▶ [TEXTE SOURCE]:
= = = =

La parole, un acte de résistance

Pelletier annonce clairement ses intentions dans son premier texte, «Seuil»: «Chuchoter des choses belles à ceux qui tendront l’oreille, / Leur verser du doux qui crépite».

Il y a effectivement des «choses belles» dans Ce qui brûle bien, en particulier un style, qui a l’immense qualité de ne pas s’alourdir de clichés et de transformer directement les émotions en mots. Je doute toutefois que ces contes puissent être chuchotés.

«Périnée», texte dans lequel la narratrice raconte le douloureux travail qui a précédé la naissance de son fils – avec, en contrepoint, la vie sur quatre saisons et un autre travail, douloureux lui aussi, celui de la terre –, atteint une intensité qui s’exprimerait difficilement à voix basse.

Ce commentaire vaut également pour «Peau d’vache»: Julie reçoit régulièrement des «volées normales» et des «volées de jours de fête», comme lorsque son mari lui a cassé un bras, qu’elle a laissé guérir «tout croche», parce que le médecin commençait à trouver qu’elle prenait «des débarques un peu trop souvent».

= = = =

▶ [ENREGISTREMENTS DE DONNÉES]:
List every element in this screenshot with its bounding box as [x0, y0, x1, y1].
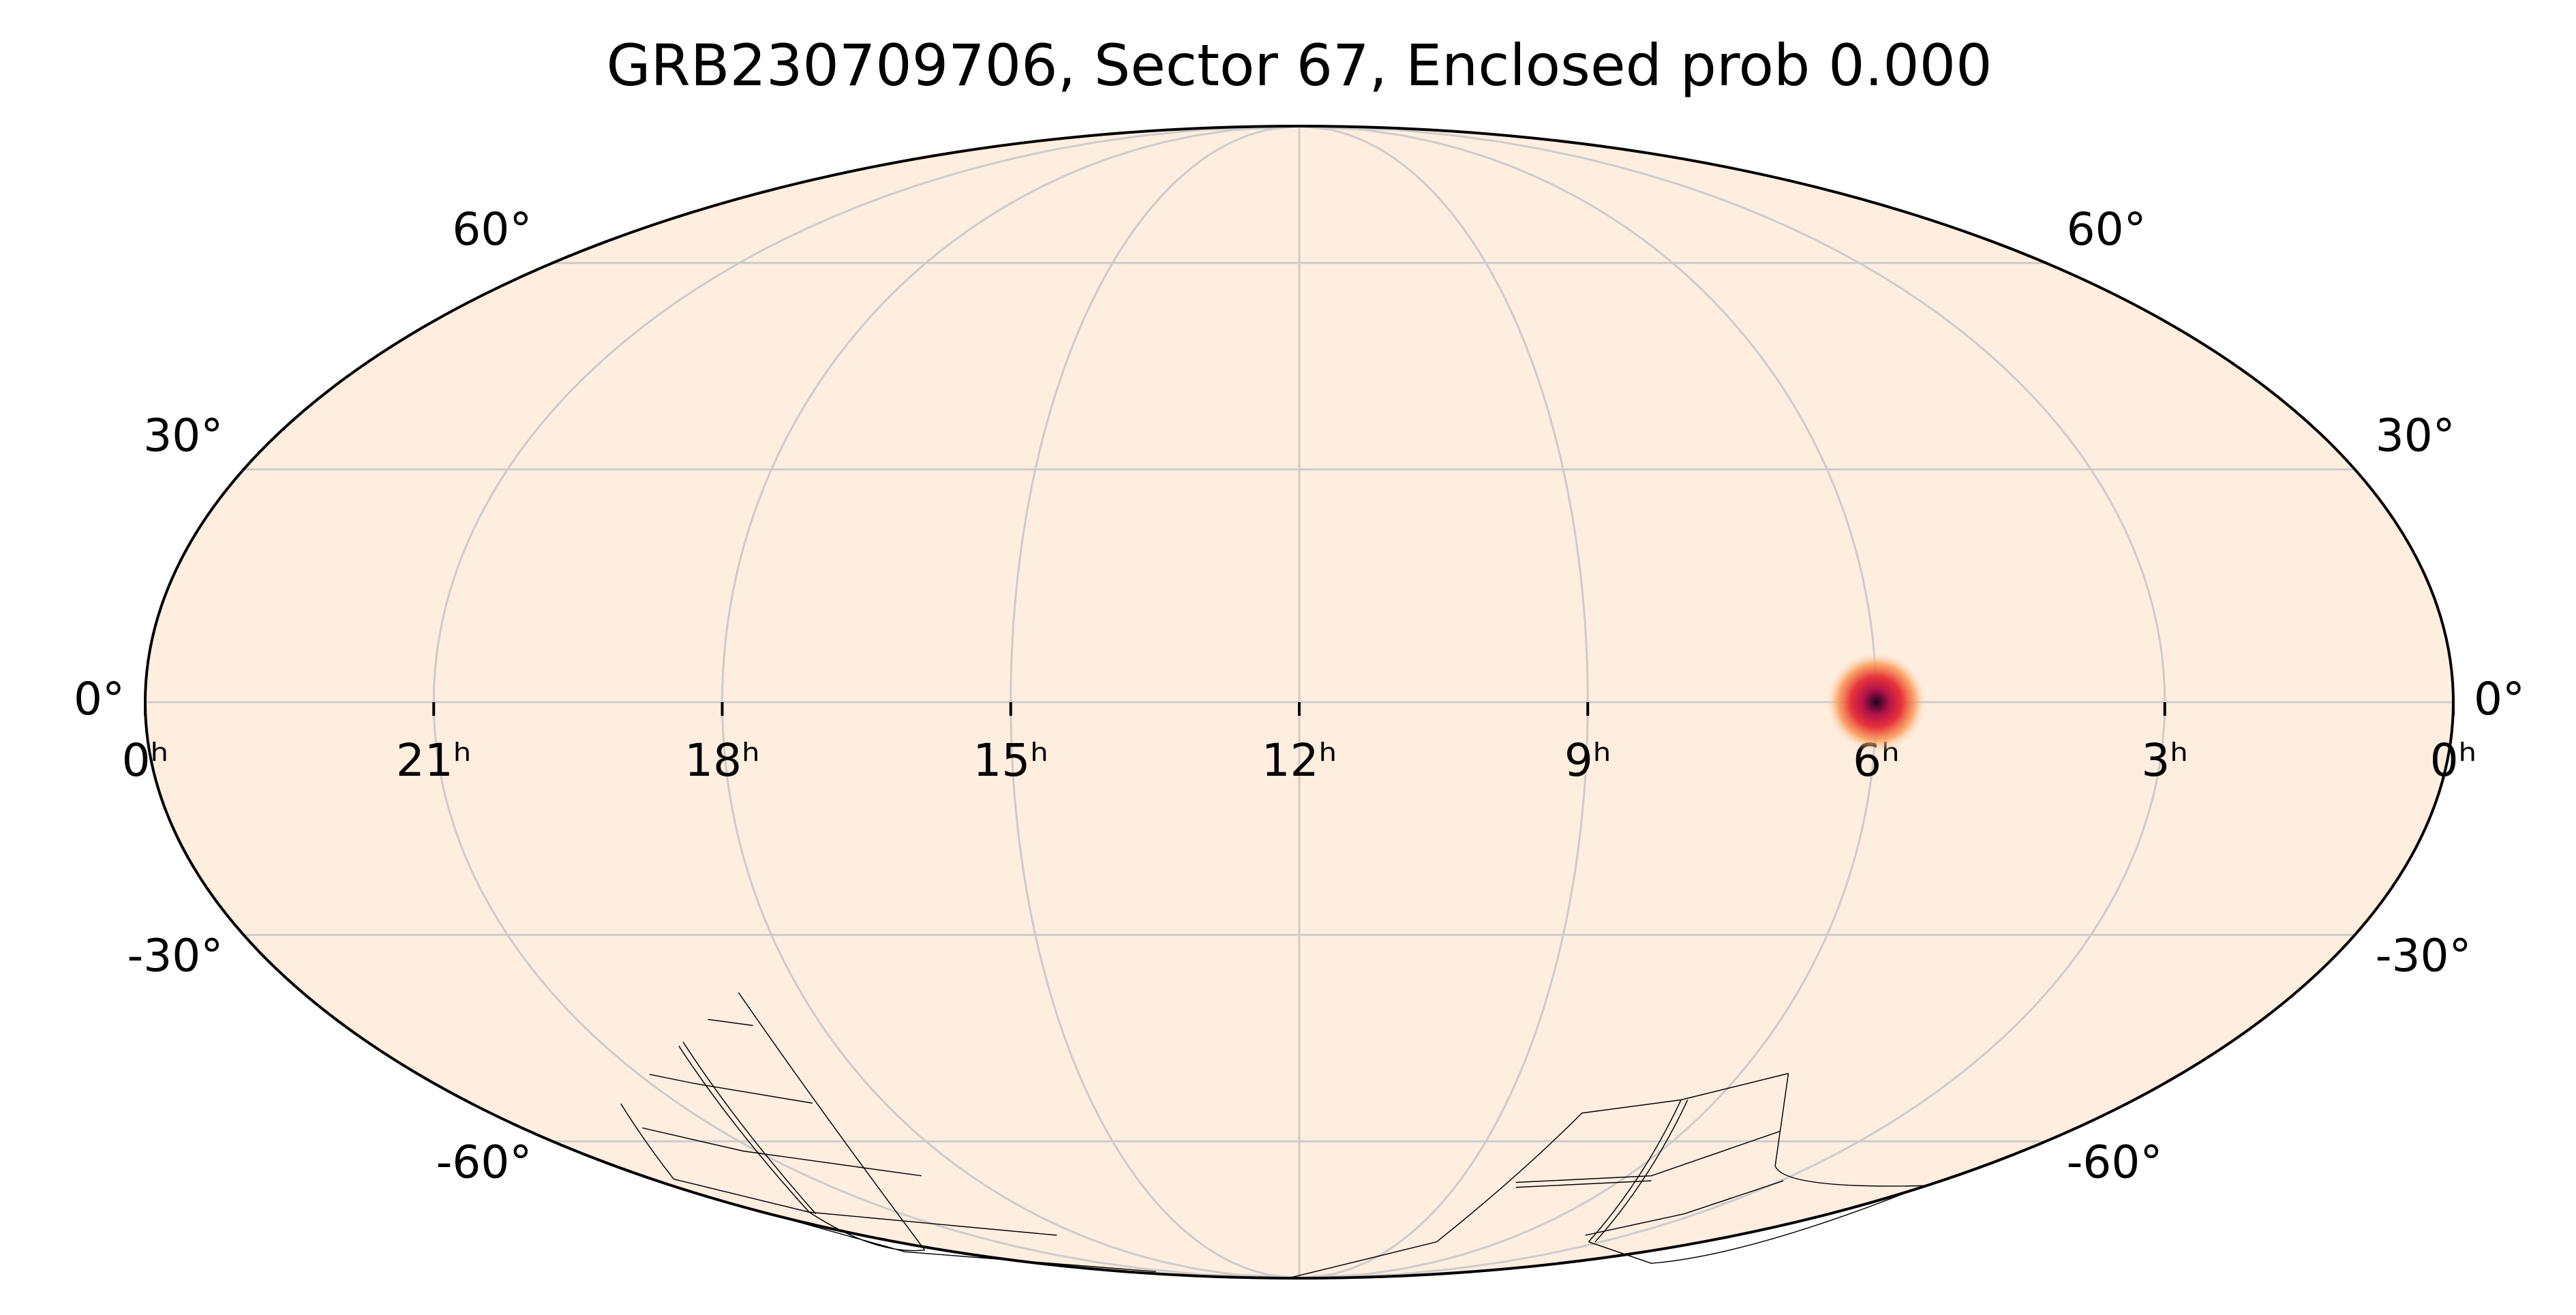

= = = =

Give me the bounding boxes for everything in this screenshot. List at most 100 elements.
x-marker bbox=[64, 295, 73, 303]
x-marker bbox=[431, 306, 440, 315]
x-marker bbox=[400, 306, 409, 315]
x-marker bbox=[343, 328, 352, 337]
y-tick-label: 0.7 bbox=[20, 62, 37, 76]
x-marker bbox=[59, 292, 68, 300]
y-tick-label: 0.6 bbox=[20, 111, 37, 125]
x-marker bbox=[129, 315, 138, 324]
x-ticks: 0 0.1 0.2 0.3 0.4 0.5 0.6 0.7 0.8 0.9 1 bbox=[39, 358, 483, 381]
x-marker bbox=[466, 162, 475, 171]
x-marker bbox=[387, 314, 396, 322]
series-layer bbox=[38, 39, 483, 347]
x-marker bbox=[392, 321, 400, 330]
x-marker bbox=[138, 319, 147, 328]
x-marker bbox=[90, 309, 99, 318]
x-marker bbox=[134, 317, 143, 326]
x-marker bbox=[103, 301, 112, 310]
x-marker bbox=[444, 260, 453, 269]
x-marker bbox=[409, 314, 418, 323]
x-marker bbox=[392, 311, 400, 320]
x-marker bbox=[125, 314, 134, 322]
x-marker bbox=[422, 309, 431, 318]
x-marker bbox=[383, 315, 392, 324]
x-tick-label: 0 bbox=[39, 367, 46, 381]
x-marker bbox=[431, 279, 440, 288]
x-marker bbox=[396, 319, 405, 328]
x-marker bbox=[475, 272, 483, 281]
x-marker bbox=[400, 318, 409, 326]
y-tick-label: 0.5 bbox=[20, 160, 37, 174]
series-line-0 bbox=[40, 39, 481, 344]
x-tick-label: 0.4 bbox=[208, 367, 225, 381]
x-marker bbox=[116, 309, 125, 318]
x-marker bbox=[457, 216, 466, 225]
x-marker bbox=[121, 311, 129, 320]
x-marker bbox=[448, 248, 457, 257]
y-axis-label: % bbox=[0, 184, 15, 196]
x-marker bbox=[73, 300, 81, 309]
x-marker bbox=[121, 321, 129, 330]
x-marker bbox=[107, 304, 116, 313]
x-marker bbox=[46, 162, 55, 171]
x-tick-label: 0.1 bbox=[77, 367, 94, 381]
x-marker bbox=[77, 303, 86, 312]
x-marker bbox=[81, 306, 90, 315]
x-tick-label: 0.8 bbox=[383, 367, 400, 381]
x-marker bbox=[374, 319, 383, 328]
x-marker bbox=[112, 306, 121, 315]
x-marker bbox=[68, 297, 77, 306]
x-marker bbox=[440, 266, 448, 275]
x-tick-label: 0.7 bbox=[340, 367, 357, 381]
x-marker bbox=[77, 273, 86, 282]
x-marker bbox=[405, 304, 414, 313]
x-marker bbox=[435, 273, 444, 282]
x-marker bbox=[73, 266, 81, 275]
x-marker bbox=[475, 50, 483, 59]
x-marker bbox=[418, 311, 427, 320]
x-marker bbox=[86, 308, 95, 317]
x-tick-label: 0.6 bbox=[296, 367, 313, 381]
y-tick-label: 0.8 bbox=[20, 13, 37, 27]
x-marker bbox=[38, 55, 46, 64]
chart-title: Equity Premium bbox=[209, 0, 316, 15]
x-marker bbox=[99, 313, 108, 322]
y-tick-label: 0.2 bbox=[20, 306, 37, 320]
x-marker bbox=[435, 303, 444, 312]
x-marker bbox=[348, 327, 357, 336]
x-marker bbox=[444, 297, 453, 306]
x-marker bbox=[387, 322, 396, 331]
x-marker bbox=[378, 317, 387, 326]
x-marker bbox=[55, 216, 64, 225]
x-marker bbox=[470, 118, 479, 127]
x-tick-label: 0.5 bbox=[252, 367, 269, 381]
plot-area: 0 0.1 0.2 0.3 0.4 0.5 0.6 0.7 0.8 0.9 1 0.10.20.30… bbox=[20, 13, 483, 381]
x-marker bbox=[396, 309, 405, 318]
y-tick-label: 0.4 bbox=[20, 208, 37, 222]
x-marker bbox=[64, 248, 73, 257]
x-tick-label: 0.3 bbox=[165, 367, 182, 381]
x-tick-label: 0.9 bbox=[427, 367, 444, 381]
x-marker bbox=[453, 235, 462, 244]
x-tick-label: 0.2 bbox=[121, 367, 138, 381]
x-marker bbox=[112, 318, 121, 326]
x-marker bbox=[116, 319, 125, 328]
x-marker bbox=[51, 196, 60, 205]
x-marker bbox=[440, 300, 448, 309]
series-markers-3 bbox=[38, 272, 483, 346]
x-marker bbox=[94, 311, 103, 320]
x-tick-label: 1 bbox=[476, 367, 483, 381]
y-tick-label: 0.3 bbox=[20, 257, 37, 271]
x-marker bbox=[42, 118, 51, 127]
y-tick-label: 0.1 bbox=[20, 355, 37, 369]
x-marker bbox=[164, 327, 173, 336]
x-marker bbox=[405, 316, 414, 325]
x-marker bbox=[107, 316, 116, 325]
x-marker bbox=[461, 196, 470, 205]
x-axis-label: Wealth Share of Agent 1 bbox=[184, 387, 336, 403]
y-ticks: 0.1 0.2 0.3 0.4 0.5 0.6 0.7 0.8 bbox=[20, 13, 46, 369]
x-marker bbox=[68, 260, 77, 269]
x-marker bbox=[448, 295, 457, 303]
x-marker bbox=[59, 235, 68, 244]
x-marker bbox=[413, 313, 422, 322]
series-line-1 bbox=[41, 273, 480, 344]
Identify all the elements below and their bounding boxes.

= = = =

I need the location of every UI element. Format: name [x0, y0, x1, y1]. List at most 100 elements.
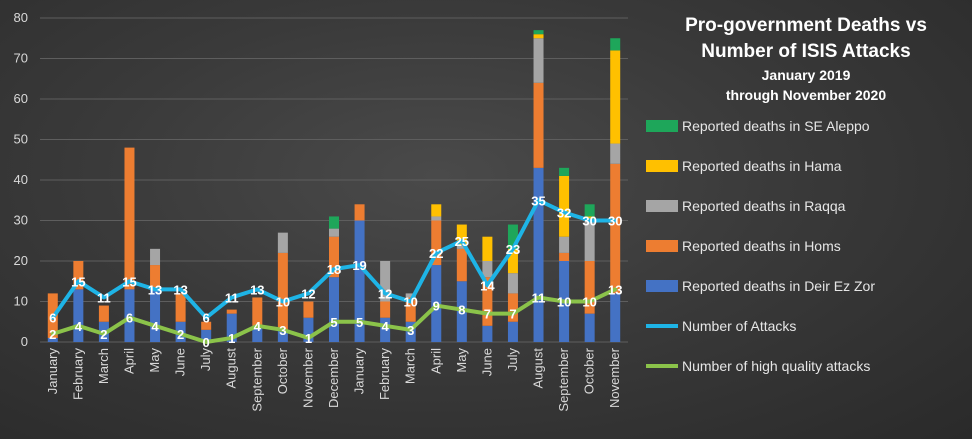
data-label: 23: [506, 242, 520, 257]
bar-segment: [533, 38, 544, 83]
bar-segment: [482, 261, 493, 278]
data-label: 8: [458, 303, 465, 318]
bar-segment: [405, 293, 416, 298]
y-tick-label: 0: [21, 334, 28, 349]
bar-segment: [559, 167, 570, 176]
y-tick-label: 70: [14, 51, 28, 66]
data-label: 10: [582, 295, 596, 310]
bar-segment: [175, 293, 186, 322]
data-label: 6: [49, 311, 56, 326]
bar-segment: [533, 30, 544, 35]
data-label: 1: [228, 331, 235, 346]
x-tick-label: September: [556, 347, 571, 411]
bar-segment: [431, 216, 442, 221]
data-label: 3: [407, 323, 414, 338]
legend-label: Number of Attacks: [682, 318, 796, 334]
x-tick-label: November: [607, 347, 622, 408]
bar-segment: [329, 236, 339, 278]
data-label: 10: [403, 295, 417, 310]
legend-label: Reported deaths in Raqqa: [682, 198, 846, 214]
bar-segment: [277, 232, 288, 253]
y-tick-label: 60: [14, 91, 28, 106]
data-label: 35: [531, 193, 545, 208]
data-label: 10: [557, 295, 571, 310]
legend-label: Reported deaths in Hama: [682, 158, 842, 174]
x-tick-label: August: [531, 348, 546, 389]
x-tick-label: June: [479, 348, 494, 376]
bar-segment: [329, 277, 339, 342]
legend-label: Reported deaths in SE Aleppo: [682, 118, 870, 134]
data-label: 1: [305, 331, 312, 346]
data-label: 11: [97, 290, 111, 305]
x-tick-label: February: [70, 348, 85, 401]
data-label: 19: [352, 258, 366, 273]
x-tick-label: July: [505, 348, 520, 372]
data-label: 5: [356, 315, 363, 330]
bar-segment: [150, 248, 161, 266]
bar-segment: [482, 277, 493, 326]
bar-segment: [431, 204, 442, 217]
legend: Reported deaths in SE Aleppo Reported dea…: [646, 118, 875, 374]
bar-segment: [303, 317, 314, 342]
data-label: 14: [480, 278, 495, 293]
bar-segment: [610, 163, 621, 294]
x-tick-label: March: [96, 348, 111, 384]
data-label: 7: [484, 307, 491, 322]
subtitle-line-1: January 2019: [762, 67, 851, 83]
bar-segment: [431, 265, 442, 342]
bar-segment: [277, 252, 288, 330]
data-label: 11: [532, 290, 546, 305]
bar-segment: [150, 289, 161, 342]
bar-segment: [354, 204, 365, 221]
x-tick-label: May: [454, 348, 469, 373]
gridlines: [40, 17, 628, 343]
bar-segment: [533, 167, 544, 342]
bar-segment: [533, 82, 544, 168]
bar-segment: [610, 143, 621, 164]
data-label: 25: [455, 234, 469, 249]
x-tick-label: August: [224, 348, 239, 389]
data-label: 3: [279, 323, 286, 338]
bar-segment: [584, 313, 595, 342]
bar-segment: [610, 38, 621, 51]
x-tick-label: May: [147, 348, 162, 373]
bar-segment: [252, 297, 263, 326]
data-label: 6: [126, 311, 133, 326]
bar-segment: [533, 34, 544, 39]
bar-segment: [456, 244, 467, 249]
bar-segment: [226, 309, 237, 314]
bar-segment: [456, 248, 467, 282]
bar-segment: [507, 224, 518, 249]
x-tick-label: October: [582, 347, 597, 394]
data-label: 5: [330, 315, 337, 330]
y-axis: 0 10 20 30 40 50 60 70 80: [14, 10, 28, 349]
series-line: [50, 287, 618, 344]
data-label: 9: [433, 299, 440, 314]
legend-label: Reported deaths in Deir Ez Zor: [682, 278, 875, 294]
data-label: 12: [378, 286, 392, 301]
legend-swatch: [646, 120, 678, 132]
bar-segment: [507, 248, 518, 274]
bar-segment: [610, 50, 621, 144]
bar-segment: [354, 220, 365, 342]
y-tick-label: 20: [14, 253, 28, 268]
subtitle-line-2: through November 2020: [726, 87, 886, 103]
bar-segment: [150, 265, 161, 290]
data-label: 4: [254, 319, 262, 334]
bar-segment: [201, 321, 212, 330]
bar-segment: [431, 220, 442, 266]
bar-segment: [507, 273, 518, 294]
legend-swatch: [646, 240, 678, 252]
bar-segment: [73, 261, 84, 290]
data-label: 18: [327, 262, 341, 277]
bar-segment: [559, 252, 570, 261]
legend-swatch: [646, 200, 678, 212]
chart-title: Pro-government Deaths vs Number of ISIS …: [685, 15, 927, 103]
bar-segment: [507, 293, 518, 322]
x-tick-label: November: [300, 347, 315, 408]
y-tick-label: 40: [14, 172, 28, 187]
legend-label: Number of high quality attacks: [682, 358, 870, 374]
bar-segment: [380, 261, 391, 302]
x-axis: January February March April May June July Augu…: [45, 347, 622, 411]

= = = =

▶ [OBJECTIF 1]: Dans le passage sur le recueil de Pelletier, quel est le titre du premier texte?
▶ [OBJECTIF 2]: Traduisez en anglais la phrase suivante du passage sur le recueil de Pelletier: «Je doute toutefois que ces contes puissent être chuchotés.»
▶ [OBJECTIF 3]: Rédigez la suite du passage sur le recueil de Pelletier à partir de sa dernière phrase.
Les enregistrements proviennent d'une autre source.

▶ [RÉSULTAT 1]: Le premier texte s'intitule «Seuil».

▶ [RÉSULTAT 2]: However, I doubt that these tales could be whispered.

▶ [RÉSULTAT 3]:
«Reposez-vous», dont le titre introduit un humour grinçant, finit par dévoiler l’immense détresse d’un fermier épuisé et anxieux, dont la femme «a répertorié toutes les poutres […] assez solides pour pendre un homme».

«Dans ton oreille», un conte qui s’ouvre sur des vacances – au cours desquelles la narratrice invente des histoires pour son petit garçon –, se termine par une réflexion sur l’état catastrophique de la planète et la rébellion imaginée par les enfants, qui lanceront «sur nous [leurs] armées déferlantes». La narratrice conclut: «Si nous pouvons au moins servir de compost pour votre nouveau monde tout n’est pas perdu.»

Comment chuchoter des textes qui ont tant à dénoncer?

De la scène au livre

Ce qui brûle bien est un livre balado, coproduit par Planète rebelle et La Quadrature. J’ai d’abord lu le recueil, puis écouté le balado, puis relu l’ouvrage. Cette fois, la voix de l’écrivaine a accompagné ma lecture et m’a fait entendre les contes différemment, avec un plaisir accru.

Pourtant, je me questionne sur les variations des niveaux de langue à l’intérieur d’un même texte, qui me paraissent aléatoires. À certains endroits, vocabulaire québécois «pure laine» («stallé», «bouette», «s’accoter»,etc.), contraction des pronoms («yé» pour «il est», «y’a» pour «il y a»); à d’autres, constructions syntaxiques selon les règles, négations complètes, pronoms écrits et prononcés, disparition du français québécois.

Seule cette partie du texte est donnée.